→ TASKS AND EXERCISES:
(A) In the film review, which actor plays Alexia's father?
(B) Please explain, using the film review, why a viewer may at times feel close to being overwhelmed.

→ PAGE EXTRACT:
§ §
Genre-wise you might describe this as a horror-thriller or a really, really dark comedy, or the most twisted of dysfunctional family dramas out there to the extent that it makes Bong Joon-ho’s Parasite look like a mainstream sitcom in comparison. Alexia is not remotely understood by her distant father (Bertrand Bonello) to put it mildly, their relationship going downhill from a car crash, and most of the friendships she forms are short-lived and deeply unhealthy affairs. Early in the film you also get a sudden and brutal long-take action scene, which despite not racking up the same kind of body count is probably the only sequence this year that even comes close to matching the deranged Gabriel police station fight in James Wan’s Malignant.

At times you’re in danger of being overwhelmed by the sheer number of complex and densely packed underlying themes on show, all intertwining and vying for attention. Is this about contemporary society’s over-reliance on technology, our obsession with youth and vitality, insurmountable generation gaps, the strange ways we process grief and trauma, or all of the above? This is only skimming surface level metaphors, only the tip of this iceberg of ideas.

Agathe Rousselle is a complete revelation in the lead role, throwing herself completely into everything asked of her and quickly mastering an intense stare that is about the only thing in her character that stays the same throughout the film as the rest of her being undergoes various transformations out of necessity. She shares the majority of the screen time with Vincent Lindon, a fascinating and contradictory puzzle box of a character filled with pain and anguish but with so much love to give.

There’s a quote that stays with you long after the credits roll, words that won’t make a lick of sense without the relevant context of the scene and story that precedes it but will benefit from experiencing for the first time cold: “You’re my son, you’ll always be my son, whoever you are”. This is typical Ducournau emotion: earnest, unconditional and yes, strange, love.

With two films, Julia Ducournau has proven herself a standout auteur with imagination and a wicked sense of humour. Her stories and her imagery provoke a primal, visceral reaction from the viewer, who may find themselves reeling from nausea one moment only to have to hold back tears or cathartic laughter the next. We’re a weird species, humanity; prone to bad life choices, impulses and every fetish imaginable; Ducournau knows this and is driven to make cinema that truly reflects it. See Titane on the big screen as soon as you are able; you won’t walk out of there quite the same person but you will have had an experience.
§ §
→ DATASET CONTENT:
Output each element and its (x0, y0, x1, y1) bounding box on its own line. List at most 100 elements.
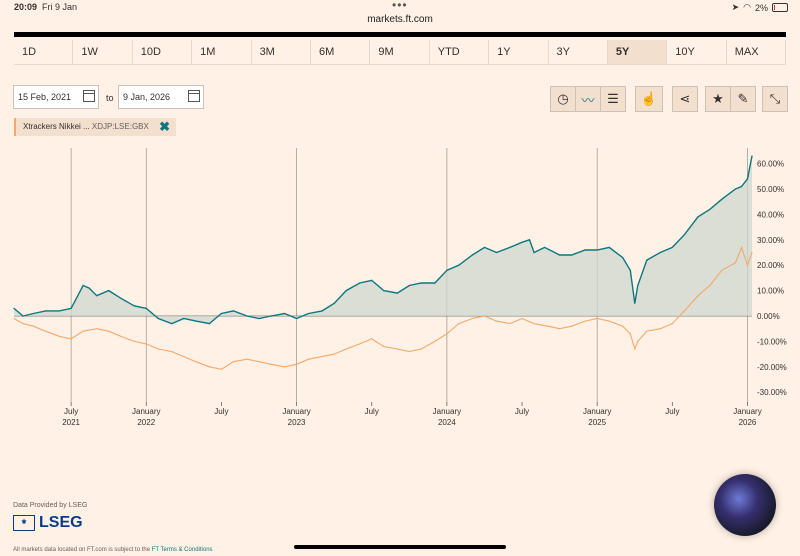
§ §
→ EXPECTED RESPONSES:
(A) Bertrand Bonello plays Alexia's distant father.

(B) The film presents a sheer number of complex, densely packed underlying themes that intertwine and compete for attention. These include technology, youth, generation gaps, and grief and trauma, and they are only the surface of its ideas.